**WHAT IS BEING ASKED**
Return a copy of each line that holds the string "JSON".
====== DATA SECTION ======
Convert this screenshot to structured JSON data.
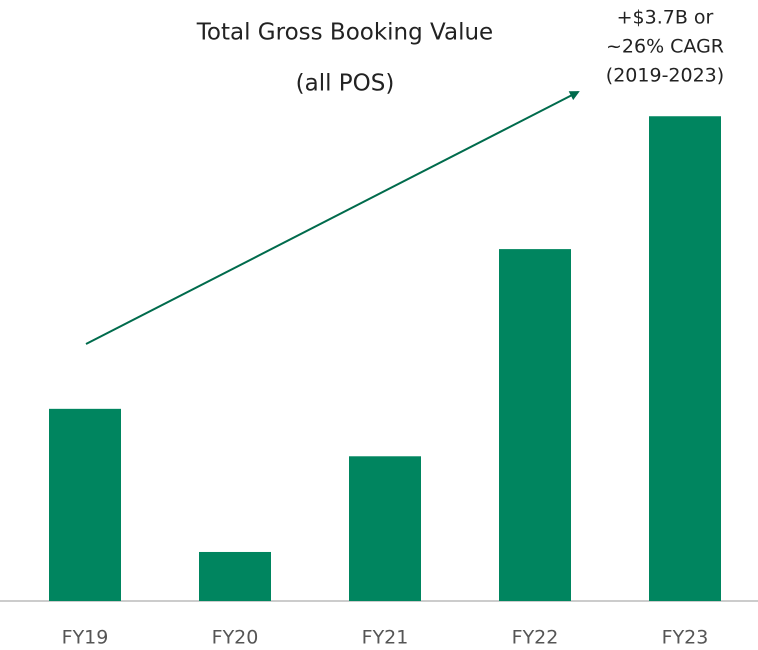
{
  "chart_data": {
    "type": "bar",
    "title": [
      "Total Gross Booking Value",
      "(all POS)"
    ],
    "annotation": [
      "+$3.7B or",
      "~26% CAGR",
      "(2019-2023)"
    ],
    "categories": [
      "FY19",
      "FY20",
      "FY21",
      "FY22",
      "FY23"
    ],
    "values": [
      2.43,
      0.62,
      1.83,
      4.45,
      6.13
    ],
    "color": "#00855f",
    "ylim": [
      0,
      7.6
    ]
  }
}
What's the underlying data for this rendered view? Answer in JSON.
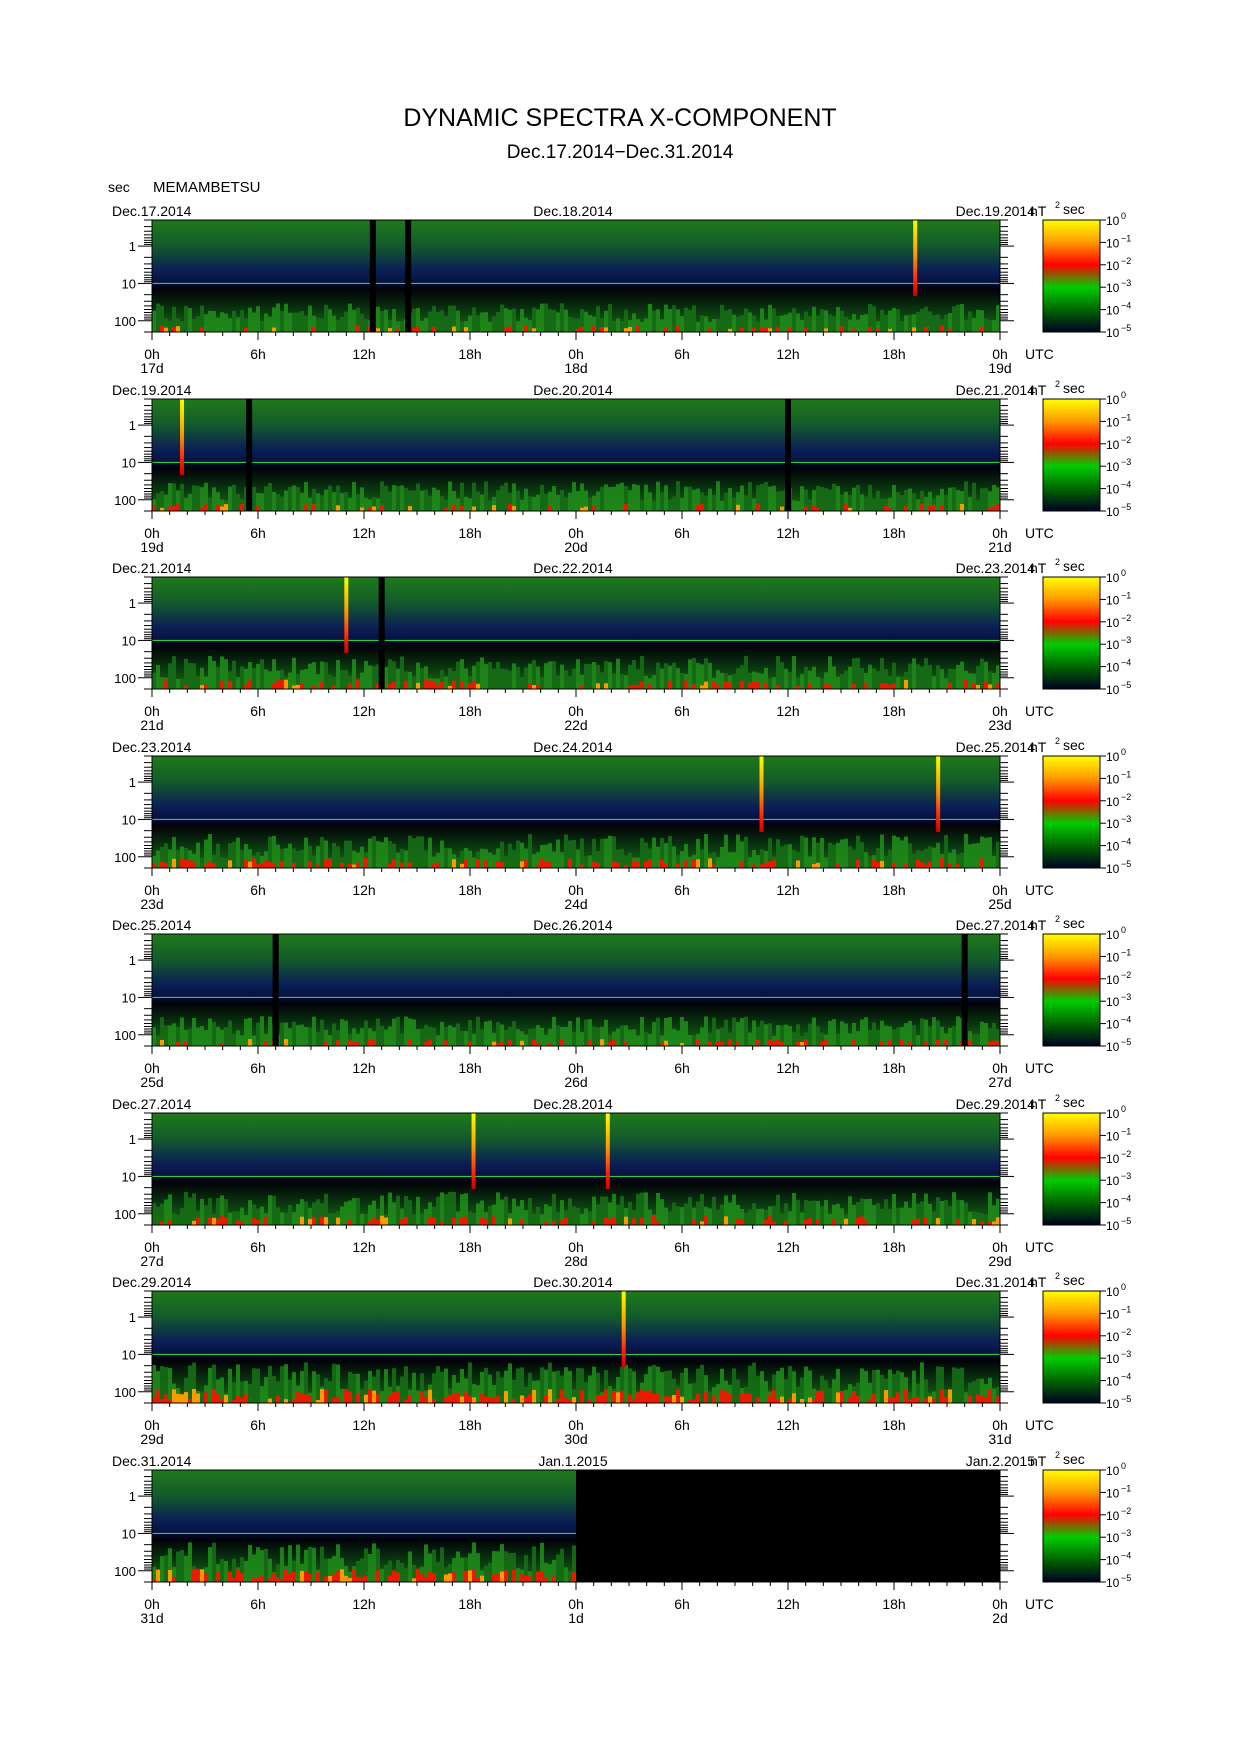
{
  "chart_data": {
    "type": "heatmap",
    "title": "DYNAMIC SPECTRA X-COMPONENT",
    "subtitle": "Dec.17.2014−Dec.31.2014",
    "station": "MEMAMBETSU",
    "y_unit": "sec",
    "y_scale": "log",
    "y_range": [
      200,
      0.2
    ],
    "y_ticks": [
      "1",
      "10",
      "100"
    ],
    "x_unit": "UTC",
    "x_range_hours": [
      0,
      48
    ],
    "hour_ticks": [
      "0h",
      "6h",
      "12h",
      "18h",
      "0h",
      "6h",
      "12h",
      "18h",
      "0h"
    ],
    "colorbar": {
      "unit_prefix": "nT",
      "unit_power": "2",
      "unit_suffix": "sec",
      "scale": "log",
      "range": [
        1e-05,
        1
      ],
      "base": "10",
      "exponents": [
        "0",
        "−1",
        "−2",
        "−3",
        "−4",
        "−5"
      ],
      "colors": [
        "#ffff00",
        "#ff9900",
        "#ff0000",
        "#00cc00",
        "#006600",
        "#000022"
      ]
    },
    "panels": [
      {
        "start": "Dec.17.2014",
        "mid": "Dec.18.2014",
        "end": "Dec.19.2014",
        "day_labels": [
          "17d",
          "18d",
          "19d"
        ],
        "activity": 0.25,
        "spikes_h": [
          43.2
        ],
        "gaps_h": [
          12.5,
          14.5
        ],
        "data_end_h": 48
      },
      {
        "start": "Dec.19.2014",
        "mid": "Dec.20.2014",
        "end": "Dec.21.2014",
        "day_labels": [
          "19d",
          "20d",
          "21d"
        ],
        "activity": 0.3,
        "spikes_h": [
          1.7
        ],
        "gaps_h": [
          5.5,
          36.0
        ],
        "data_end_h": 48
      },
      {
        "start": "Dec.21.2014",
        "mid": "Dec.22.2014",
        "end": "Dec.23.2014",
        "day_labels": [
          "21d",
          "22d",
          "23d"
        ],
        "activity": 0.45,
        "spikes_h": [
          11.0
        ],
        "gaps_h": [
          13.0
        ],
        "data_end_h": 48
      },
      {
        "start": "Dec.23.2014",
        "mid": "Dec.24.2014",
        "end": "Dec.25.2014",
        "day_labels": [
          "23d",
          "24d",
          "25d"
        ],
        "activity": 0.5,
        "spikes_h": [
          34.5,
          44.5
        ],
        "gaps_h": [],
        "data_end_h": 48
      },
      {
        "start": "Dec.25.2014",
        "mid": "Dec.26.2014",
        "end": "Dec.27.2014",
        "day_labels": [
          "25d",
          "26d",
          "27d"
        ],
        "activity": 0.3,
        "spikes_h": [],
        "gaps_h": [
          7.0,
          46.0
        ],
        "data_end_h": 48
      },
      {
        "start": "Dec.27.2014",
        "mid": "Dec.28.2014",
        "end": "Dec.29.2014",
        "day_labels": [
          "27d",
          "28d",
          "29d"
        ],
        "activity": 0.45,
        "spikes_h": [
          18.2,
          25.8
        ],
        "gaps_h": [],
        "data_end_h": 48
      },
      {
        "start": "Dec.29.2014",
        "mid": "Dec.30.2014",
        "end": "Dec.31.2014",
        "day_labels": [
          "29d",
          "30d",
          "31d"
        ],
        "activity": 0.8,
        "spikes_h": [
          26.7
        ],
        "gaps_h": [],
        "data_end_h": 48
      },
      {
        "start": "Dec.31.2014",
        "mid": "Jan.1.2015",
        "end": "Jan.2.2015",
        "day_labels": [
          "31d",
          "1d",
          "2d"
        ],
        "activity": 0.75,
        "spikes_h": [],
        "gaps_h": [],
        "data_end_h": 24
      }
    ]
  }
}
======
**THE RESULT**
Convert this screenshot to structured JSON data.
What's the underlying data for this rendered view? Answer in JSON.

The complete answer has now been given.